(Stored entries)
-.-.-
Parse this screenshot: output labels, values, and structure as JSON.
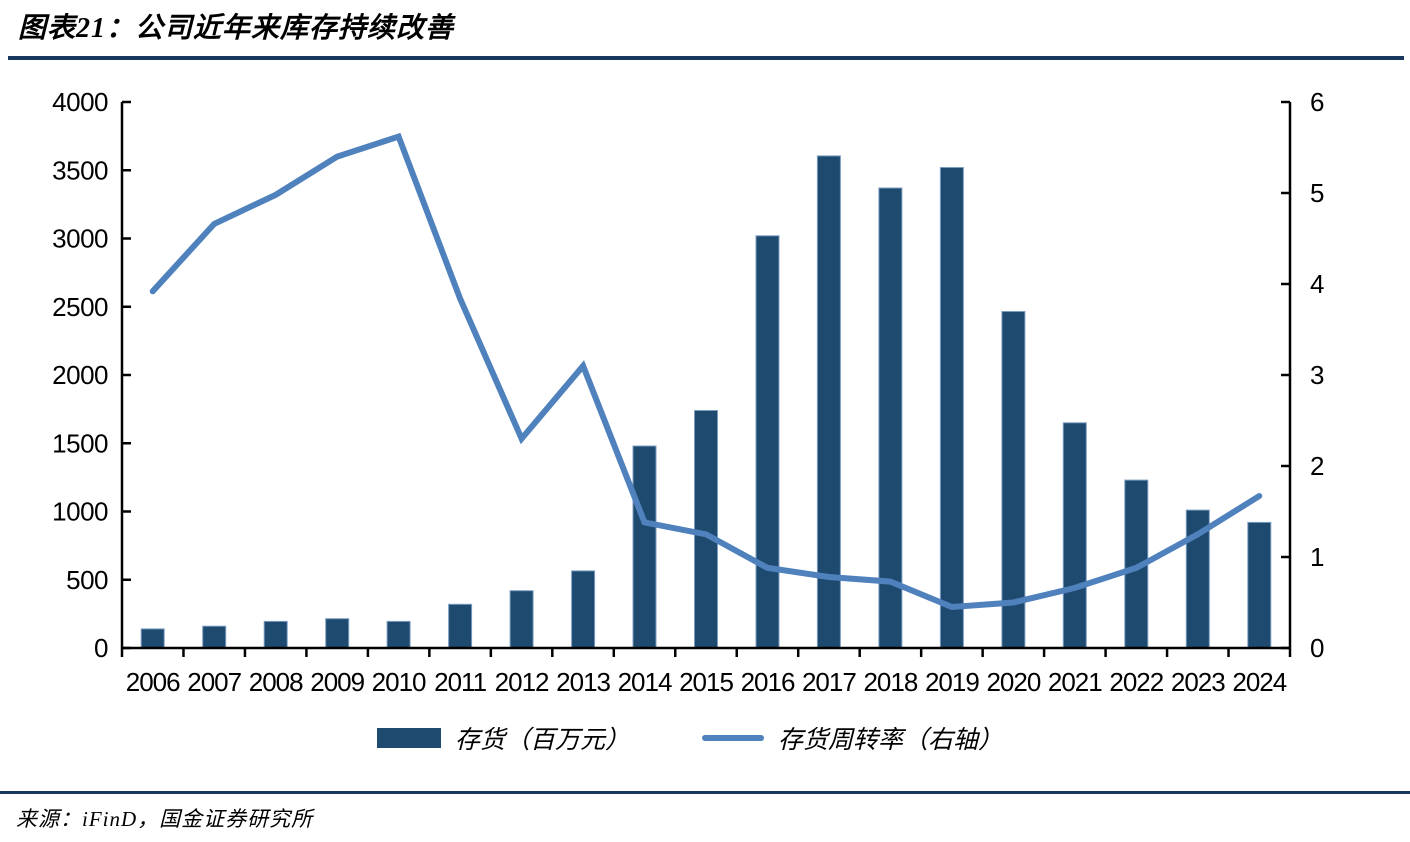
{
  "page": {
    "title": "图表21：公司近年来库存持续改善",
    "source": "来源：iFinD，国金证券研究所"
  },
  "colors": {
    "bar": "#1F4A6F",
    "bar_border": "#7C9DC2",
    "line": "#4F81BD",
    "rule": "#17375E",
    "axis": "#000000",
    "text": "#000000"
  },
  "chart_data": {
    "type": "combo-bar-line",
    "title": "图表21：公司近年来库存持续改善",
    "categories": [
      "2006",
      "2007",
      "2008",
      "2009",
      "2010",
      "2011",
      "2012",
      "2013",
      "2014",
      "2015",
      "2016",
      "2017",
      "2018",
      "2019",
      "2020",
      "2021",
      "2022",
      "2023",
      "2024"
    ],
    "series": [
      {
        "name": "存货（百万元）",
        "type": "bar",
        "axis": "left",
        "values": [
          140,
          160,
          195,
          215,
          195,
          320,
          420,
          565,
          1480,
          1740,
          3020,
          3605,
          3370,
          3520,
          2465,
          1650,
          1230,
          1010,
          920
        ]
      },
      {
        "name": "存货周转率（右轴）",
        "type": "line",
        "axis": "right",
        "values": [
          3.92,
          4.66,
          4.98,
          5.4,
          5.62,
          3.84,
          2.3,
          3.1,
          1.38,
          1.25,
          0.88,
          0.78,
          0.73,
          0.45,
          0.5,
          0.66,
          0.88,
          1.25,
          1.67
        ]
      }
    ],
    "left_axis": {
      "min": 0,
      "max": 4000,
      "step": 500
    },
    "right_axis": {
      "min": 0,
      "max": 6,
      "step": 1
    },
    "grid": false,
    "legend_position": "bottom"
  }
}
-.-.-
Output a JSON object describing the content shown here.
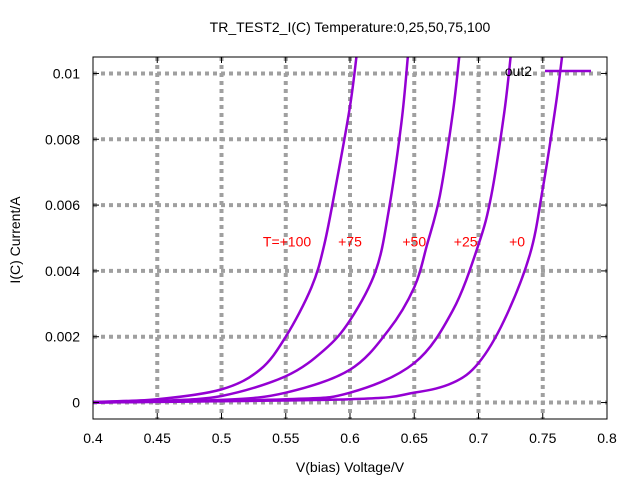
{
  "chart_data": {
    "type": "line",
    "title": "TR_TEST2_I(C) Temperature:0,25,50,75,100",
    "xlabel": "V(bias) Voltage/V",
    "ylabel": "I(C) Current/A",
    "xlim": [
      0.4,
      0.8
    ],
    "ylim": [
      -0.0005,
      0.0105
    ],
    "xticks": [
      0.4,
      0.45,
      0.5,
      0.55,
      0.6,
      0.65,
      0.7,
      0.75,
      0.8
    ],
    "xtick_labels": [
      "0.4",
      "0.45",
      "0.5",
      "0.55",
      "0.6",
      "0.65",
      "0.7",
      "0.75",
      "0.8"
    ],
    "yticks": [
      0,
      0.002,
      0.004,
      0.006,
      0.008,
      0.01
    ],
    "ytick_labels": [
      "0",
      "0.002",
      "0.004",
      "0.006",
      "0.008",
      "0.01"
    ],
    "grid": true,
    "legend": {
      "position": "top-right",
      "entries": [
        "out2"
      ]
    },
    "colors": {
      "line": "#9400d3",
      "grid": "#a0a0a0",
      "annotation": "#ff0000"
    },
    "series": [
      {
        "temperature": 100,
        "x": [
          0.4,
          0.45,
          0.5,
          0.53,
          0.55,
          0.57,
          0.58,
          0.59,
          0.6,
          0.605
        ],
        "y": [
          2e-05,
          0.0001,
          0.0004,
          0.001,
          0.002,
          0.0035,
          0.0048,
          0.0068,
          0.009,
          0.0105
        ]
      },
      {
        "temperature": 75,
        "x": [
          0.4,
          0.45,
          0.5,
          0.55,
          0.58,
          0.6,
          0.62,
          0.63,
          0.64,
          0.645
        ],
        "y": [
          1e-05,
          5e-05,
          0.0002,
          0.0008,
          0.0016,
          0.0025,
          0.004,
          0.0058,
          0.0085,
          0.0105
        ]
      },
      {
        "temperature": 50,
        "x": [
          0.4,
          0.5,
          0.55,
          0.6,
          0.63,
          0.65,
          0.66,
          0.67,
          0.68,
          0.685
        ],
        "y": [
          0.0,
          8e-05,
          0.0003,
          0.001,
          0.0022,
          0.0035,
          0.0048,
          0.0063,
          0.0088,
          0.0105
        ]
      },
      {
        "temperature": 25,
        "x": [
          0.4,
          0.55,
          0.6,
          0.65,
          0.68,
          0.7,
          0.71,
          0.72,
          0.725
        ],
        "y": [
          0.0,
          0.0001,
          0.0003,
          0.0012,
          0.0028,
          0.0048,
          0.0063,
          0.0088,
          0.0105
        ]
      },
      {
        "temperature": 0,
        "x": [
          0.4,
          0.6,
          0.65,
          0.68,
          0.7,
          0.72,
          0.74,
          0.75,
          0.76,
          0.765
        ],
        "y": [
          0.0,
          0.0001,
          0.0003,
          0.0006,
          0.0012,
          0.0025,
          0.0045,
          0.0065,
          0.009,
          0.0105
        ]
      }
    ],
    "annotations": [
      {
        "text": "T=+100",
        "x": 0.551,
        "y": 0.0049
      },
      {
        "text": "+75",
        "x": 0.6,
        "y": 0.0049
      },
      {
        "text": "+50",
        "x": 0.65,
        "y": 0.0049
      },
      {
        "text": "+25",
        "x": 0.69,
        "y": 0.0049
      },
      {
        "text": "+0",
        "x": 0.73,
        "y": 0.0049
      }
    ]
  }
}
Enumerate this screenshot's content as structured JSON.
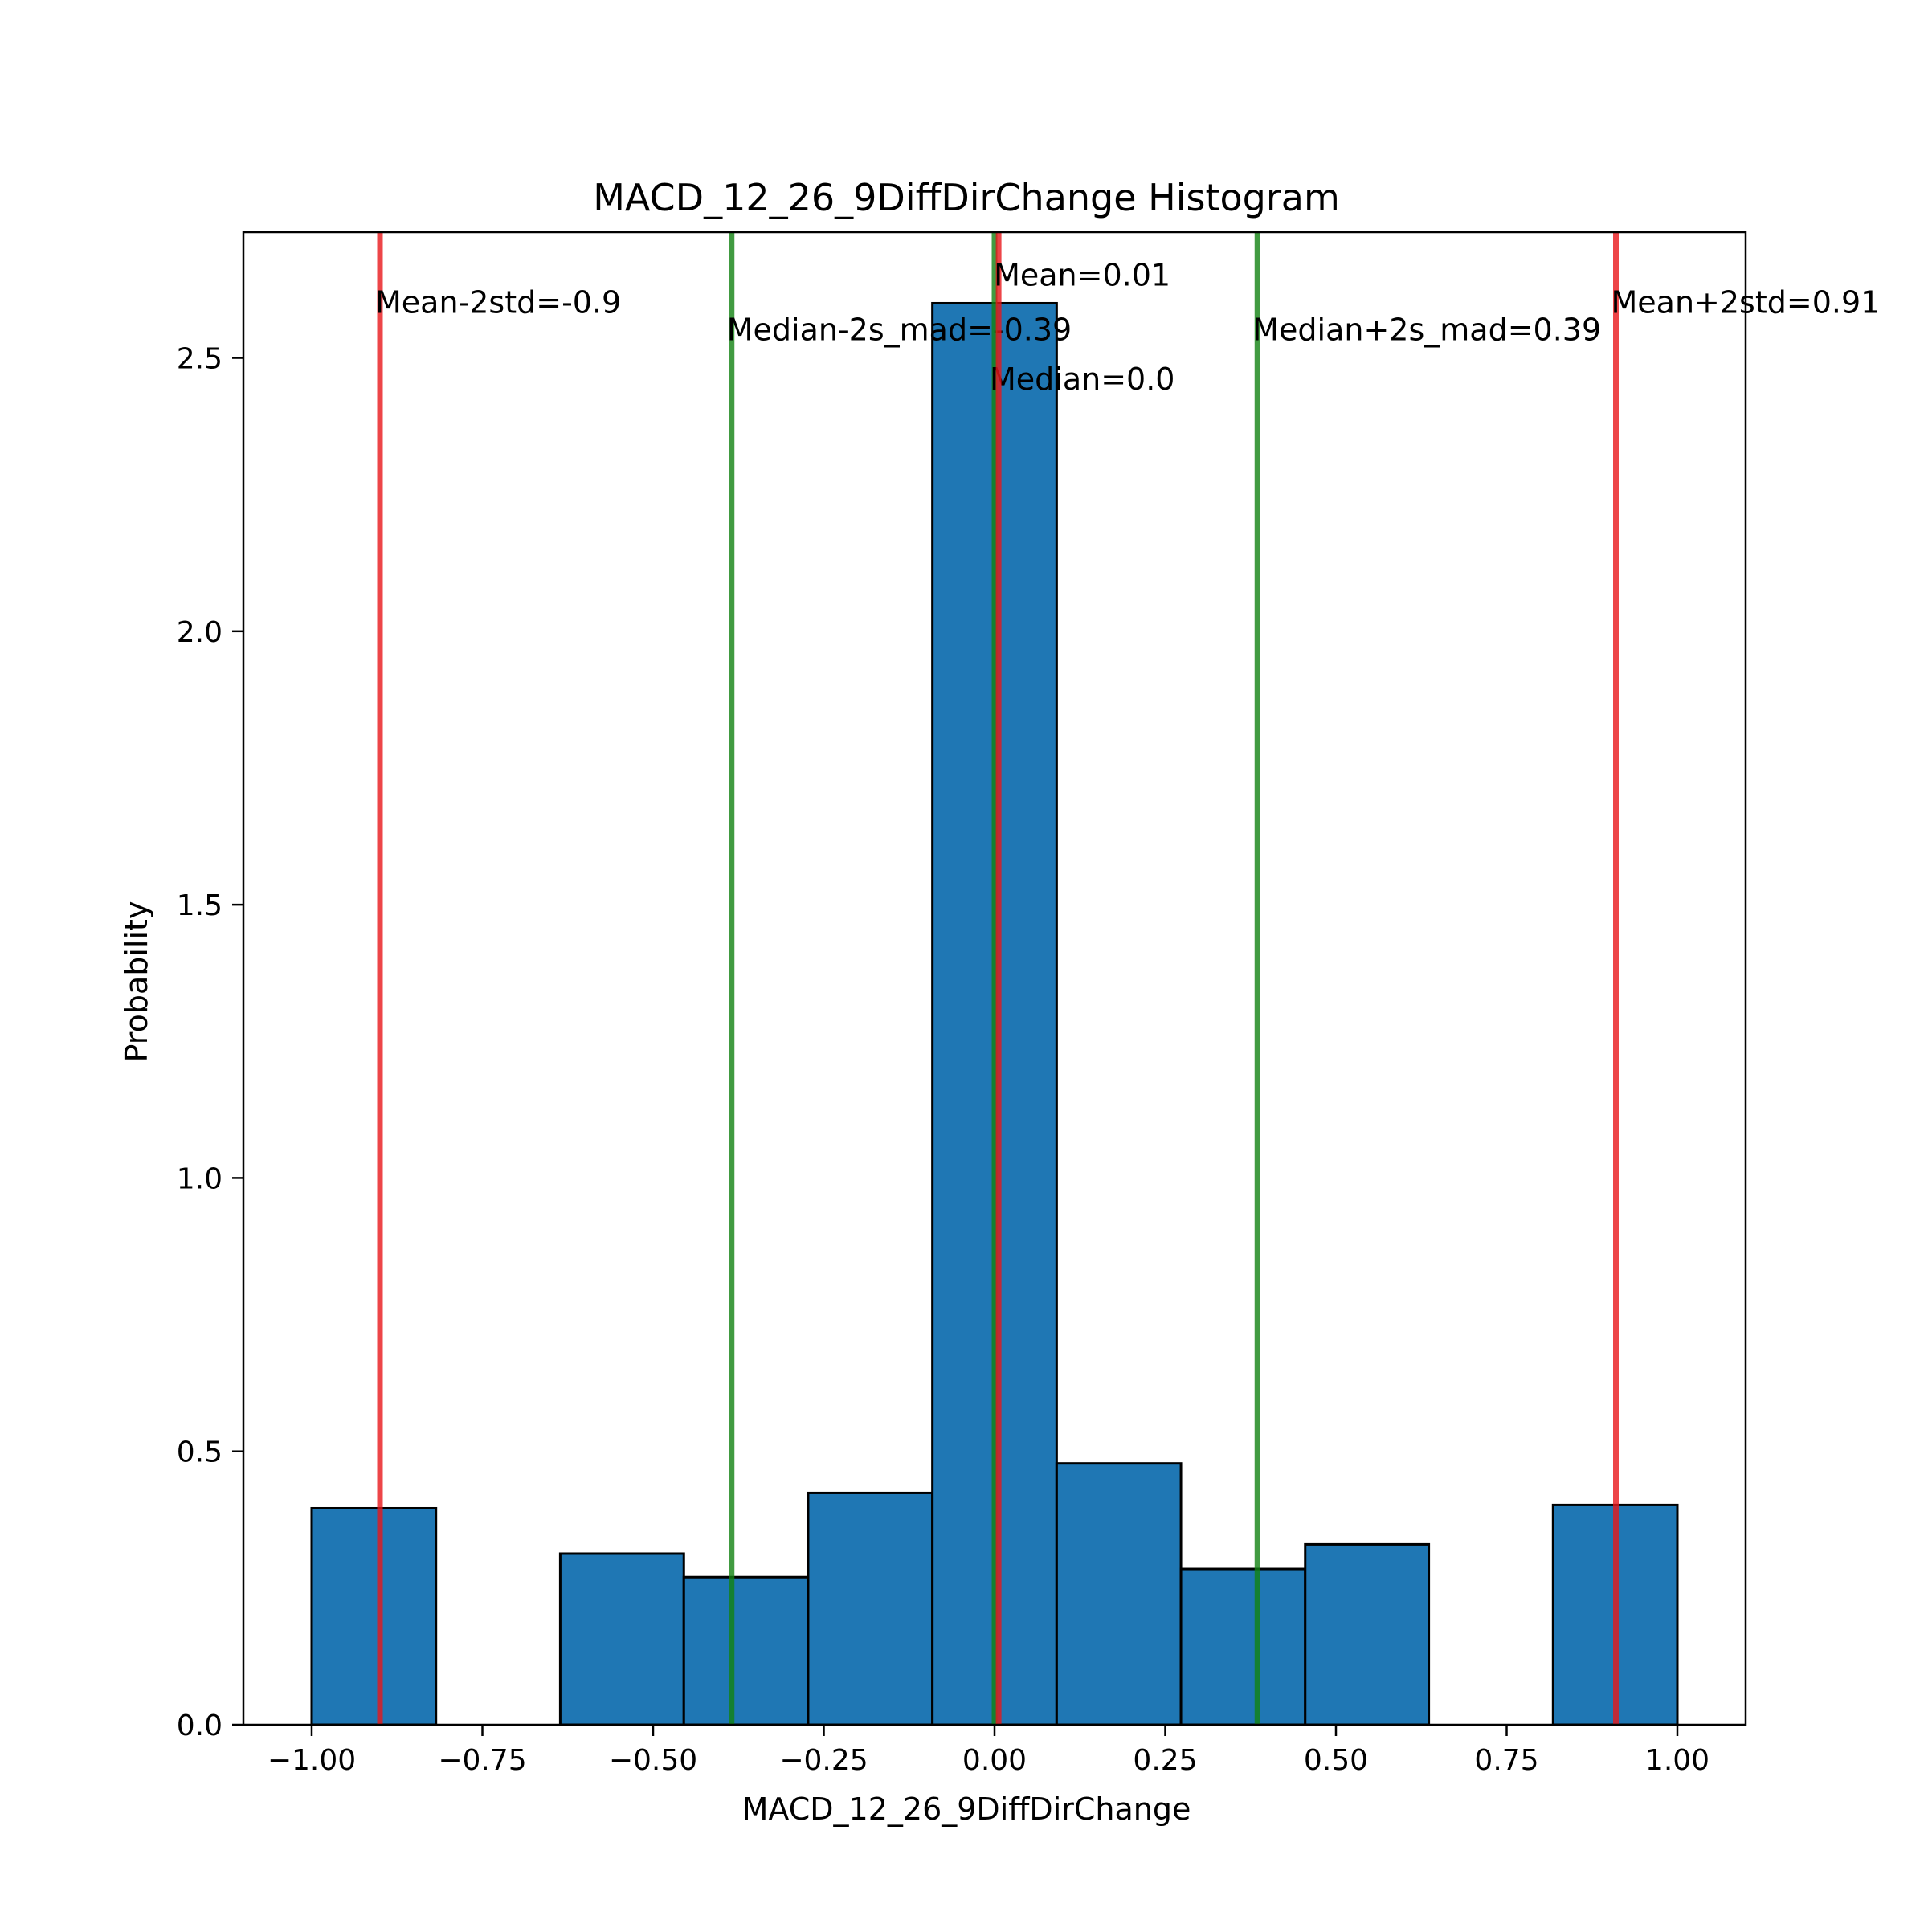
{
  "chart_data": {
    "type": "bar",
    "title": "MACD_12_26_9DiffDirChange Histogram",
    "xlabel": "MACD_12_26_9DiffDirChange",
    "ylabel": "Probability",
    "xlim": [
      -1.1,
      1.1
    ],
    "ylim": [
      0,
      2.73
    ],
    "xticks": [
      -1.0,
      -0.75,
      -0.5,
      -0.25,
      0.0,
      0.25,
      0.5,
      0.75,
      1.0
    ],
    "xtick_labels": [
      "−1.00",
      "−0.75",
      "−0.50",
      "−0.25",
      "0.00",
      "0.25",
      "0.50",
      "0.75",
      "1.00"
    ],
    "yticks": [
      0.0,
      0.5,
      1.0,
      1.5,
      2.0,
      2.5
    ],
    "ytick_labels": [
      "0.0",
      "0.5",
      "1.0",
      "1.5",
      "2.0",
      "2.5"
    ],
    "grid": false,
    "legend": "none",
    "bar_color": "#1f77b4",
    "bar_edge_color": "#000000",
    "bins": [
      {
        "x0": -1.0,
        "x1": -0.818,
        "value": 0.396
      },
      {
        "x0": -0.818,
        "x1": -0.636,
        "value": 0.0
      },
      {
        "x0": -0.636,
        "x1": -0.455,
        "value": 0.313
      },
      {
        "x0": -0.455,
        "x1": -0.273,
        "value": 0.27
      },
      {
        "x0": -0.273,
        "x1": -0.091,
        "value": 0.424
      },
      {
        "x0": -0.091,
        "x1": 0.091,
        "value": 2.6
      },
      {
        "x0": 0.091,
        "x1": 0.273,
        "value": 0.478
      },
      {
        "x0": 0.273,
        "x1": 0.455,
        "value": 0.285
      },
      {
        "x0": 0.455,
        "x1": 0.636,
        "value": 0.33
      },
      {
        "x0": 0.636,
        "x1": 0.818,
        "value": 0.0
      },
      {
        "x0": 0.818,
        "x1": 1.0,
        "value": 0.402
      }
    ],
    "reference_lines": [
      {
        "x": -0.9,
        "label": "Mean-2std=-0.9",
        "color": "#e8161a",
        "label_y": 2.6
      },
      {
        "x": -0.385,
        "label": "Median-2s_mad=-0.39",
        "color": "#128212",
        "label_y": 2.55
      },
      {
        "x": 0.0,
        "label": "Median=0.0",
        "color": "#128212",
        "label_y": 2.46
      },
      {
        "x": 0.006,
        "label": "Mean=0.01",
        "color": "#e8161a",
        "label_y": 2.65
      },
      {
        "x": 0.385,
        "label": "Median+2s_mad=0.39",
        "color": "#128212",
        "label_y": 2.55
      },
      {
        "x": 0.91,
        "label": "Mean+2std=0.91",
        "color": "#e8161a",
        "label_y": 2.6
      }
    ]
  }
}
-.-.-
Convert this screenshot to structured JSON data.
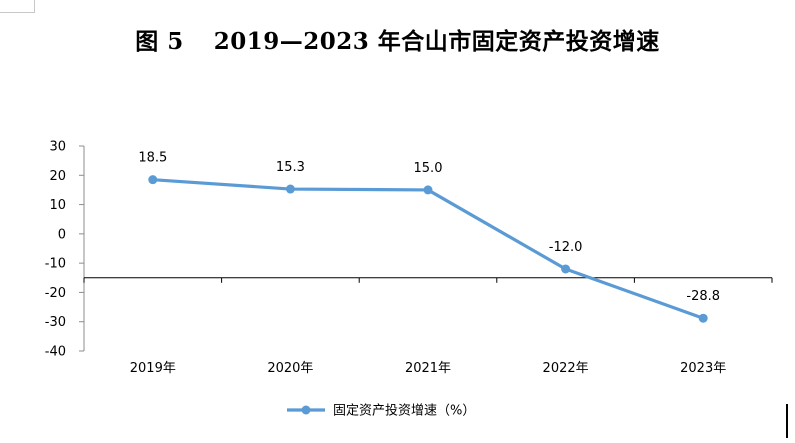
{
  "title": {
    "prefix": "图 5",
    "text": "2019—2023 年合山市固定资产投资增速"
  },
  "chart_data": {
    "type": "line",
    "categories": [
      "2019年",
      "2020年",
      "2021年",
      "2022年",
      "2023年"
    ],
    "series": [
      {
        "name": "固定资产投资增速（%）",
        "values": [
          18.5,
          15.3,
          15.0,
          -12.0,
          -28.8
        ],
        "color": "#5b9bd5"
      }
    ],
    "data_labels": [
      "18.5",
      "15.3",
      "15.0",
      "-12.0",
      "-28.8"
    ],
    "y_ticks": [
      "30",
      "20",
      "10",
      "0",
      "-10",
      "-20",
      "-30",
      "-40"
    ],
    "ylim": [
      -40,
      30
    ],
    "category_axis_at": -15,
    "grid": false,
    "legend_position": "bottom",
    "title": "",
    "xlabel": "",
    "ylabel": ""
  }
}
-.-.-
## Required work
For each line of the listing that holds the word "this", show that line.

## Answer to the task
Parse this screenshot: output labels, values, and structure as JSON.
Enumerate this screenshot's content as structured JSON.
Convert this screenshot to structured JSON data.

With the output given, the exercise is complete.